» Task to carry out: Look through the listing below and give the number of lines that hold "name". Say nothing more.

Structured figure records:

★ ★ ★ ★ ★

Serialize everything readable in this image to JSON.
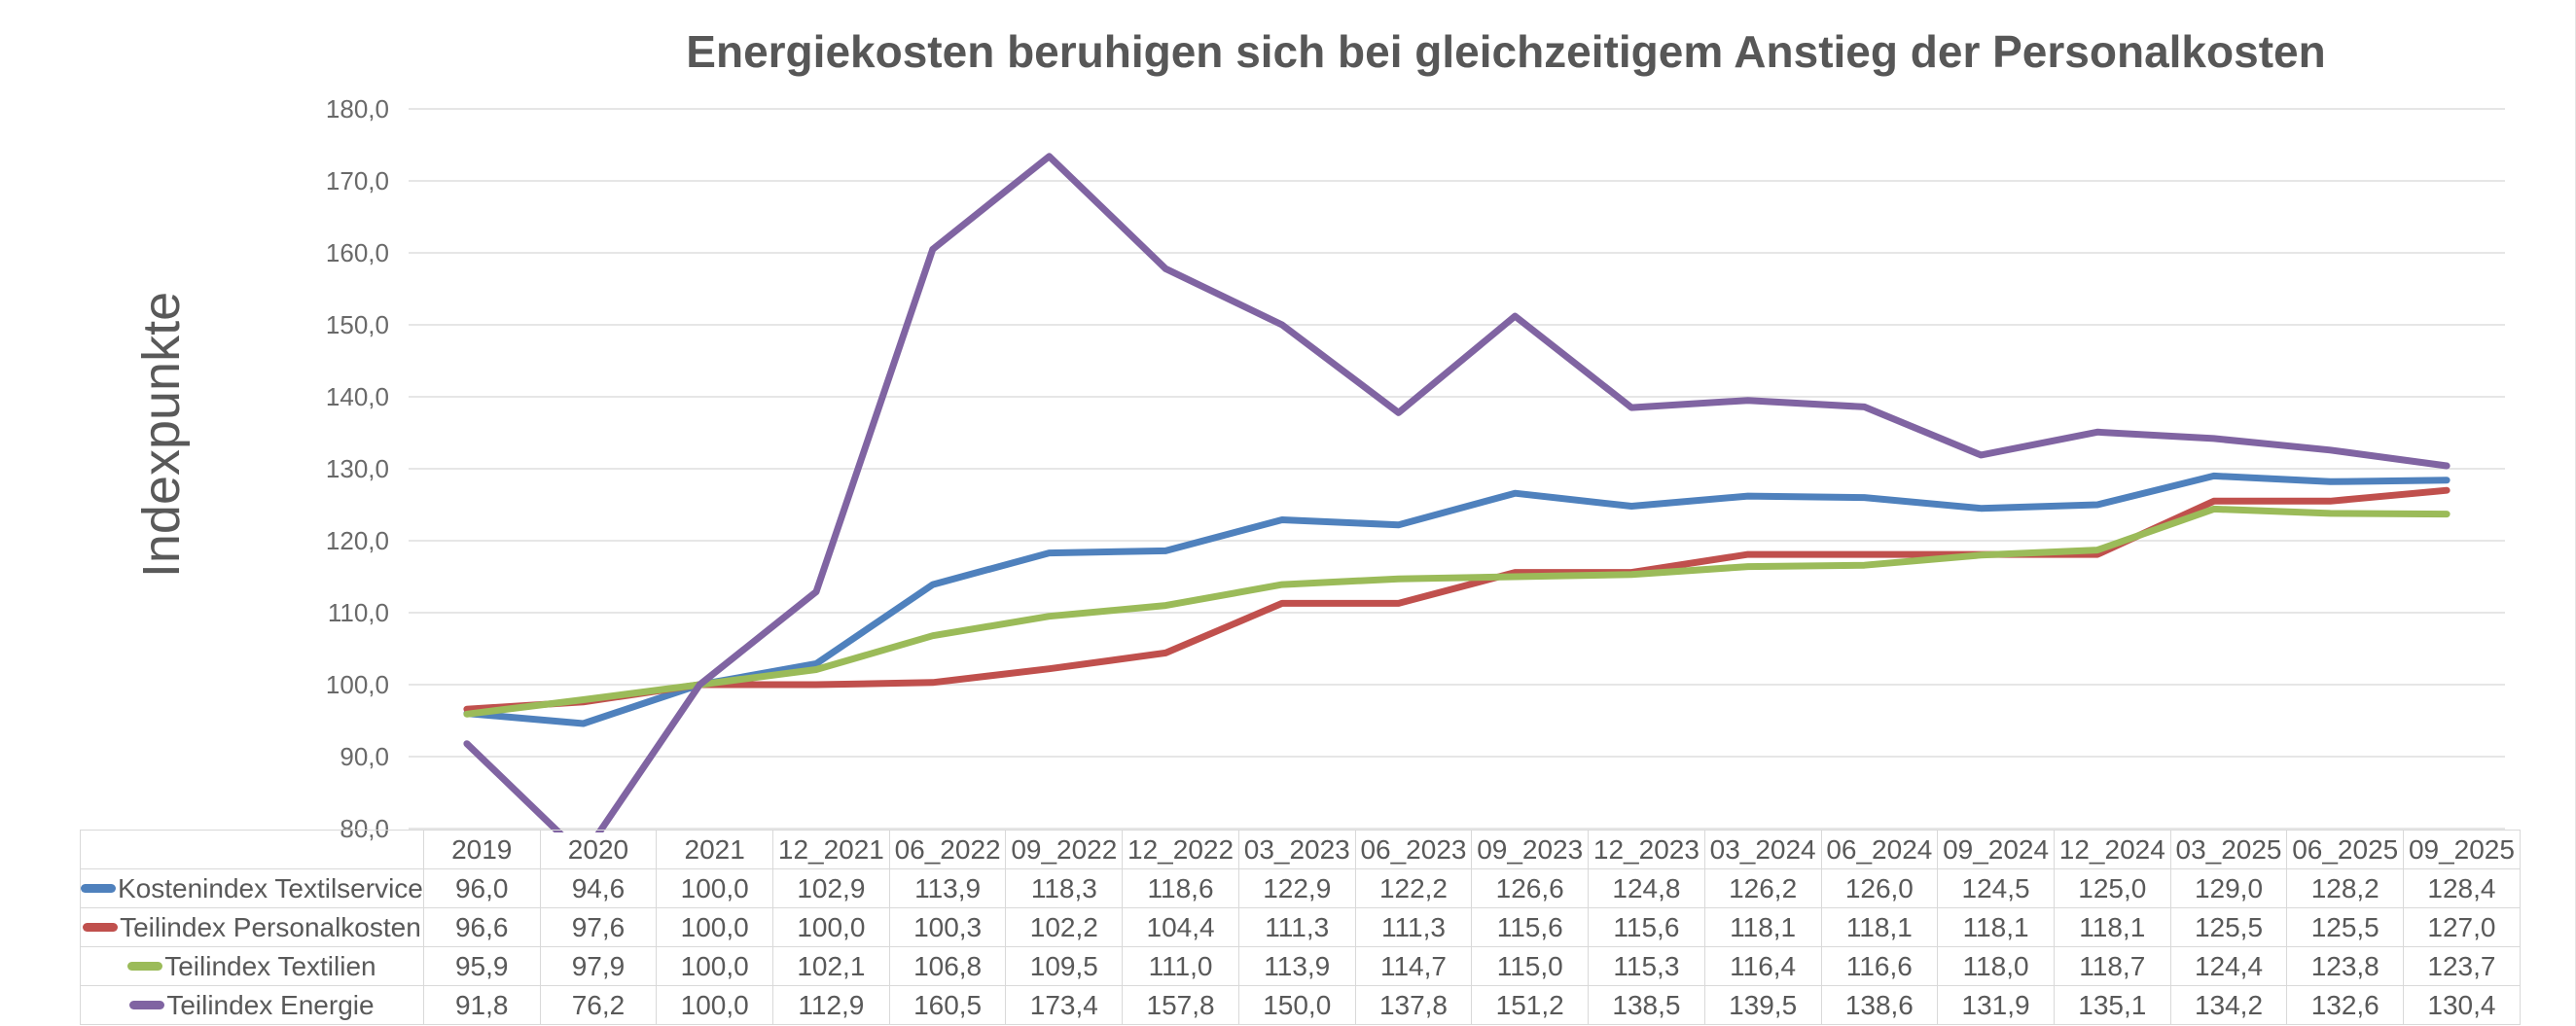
{
  "chart_data": {
    "type": "line",
    "title": "Energiekosten beruhigen sich bei gleichzeitigem Anstieg der Personalkosten",
    "xlabel": "",
    "ylabel": "Indexpunkte",
    "ylim": [
      80,
      180
    ],
    "yticks": [
      180,
      170,
      160,
      150,
      140,
      130,
      120,
      110,
      100,
      90,
      80
    ],
    "ytick_format": "one decimal, comma separator (e.g. 180,0)",
    "decimal_separator": ",",
    "grid": "horizontal-only",
    "legend_position": "table-left-column",
    "categories": [
      "2019",
      "2020",
      "2021",
      "12_2021",
      "06_2022",
      "09_2022",
      "12_2022",
      "03_2023",
      "06_2023",
      "09_2023",
      "12_2023",
      "03_2024",
      "06_2024",
      "09_2024",
      "12_2024",
      "03_2025",
      "06_2025",
      "09_2025"
    ],
    "series": [
      {
        "id": "kostenindex-textilservice",
        "name": "Kostenindex Textilservice",
        "color": "#4F81BD",
        "values": [
          96.0,
          94.6,
          100.0,
          102.9,
          113.9,
          118.3,
          118.6,
          122.9,
          122.2,
          126.6,
          124.8,
          126.2,
          126.0,
          124.5,
          125.0,
          129.0,
          128.2,
          128.4
        ]
      },
      {
        "id": "teilindex-personalkosten",
        "name": "Teilindex Personalkosten",
        "color": "#C0504D",
        "values": [
          96.6,
          97.6,
          100.0,
          100.0,
          100.3,
          102.2,
          104.4,
          111.3,
          111.3,
          115.6,
          115.6,
          118.1,
          118.1,
          118.1,
          118.1,
          125.5,
          125.5,
          127.0
        ]
      },
      {
        "id": "teilindex-textilien",
        "name": "Teilindex Textilien",
        "color": "#9BBB59",
        "values": [
          95.9,
          97.9,
          100.0,
          102.1,
          106.8,
          109.5,
          111.0,
          113.9,
          114.7,
          115.0,
          115.3,
          116.4,
          116.6,
          118.0,
          118.7,
          124.4,
          123.8,
          123.7
        ]
      },
      {
        "id": "teilindex-energie",
        "name": "Teilindex Energie",
        "color": "#8064A2",
        "values": [
          91.8,
          76.2,
          100.0,
          112.9,
          160.5,
          173.4,
          157.8,
          150.0,
          137.8,
          151.2,
          138.5,
          139.5,
          138.6,
          131.9,
          135.1,
          134.2,
          132.6,
          130.4
        ]
      }
    ]
  },
  "colors": {
    "text": "#595959",
    "title_text": "#575757",
    "gridline": "#dedede",
    "table_border": "#d9d9d9",
    "background": "#ffffff",
    "series_blue": "#4F81BD",
    "series_red": "#C0504D",
    "series_green": "#9BBB59",
    "series_purple": "#8064A2"
  }
}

★ ★ ★ ★ ★

» Finished exercise: 4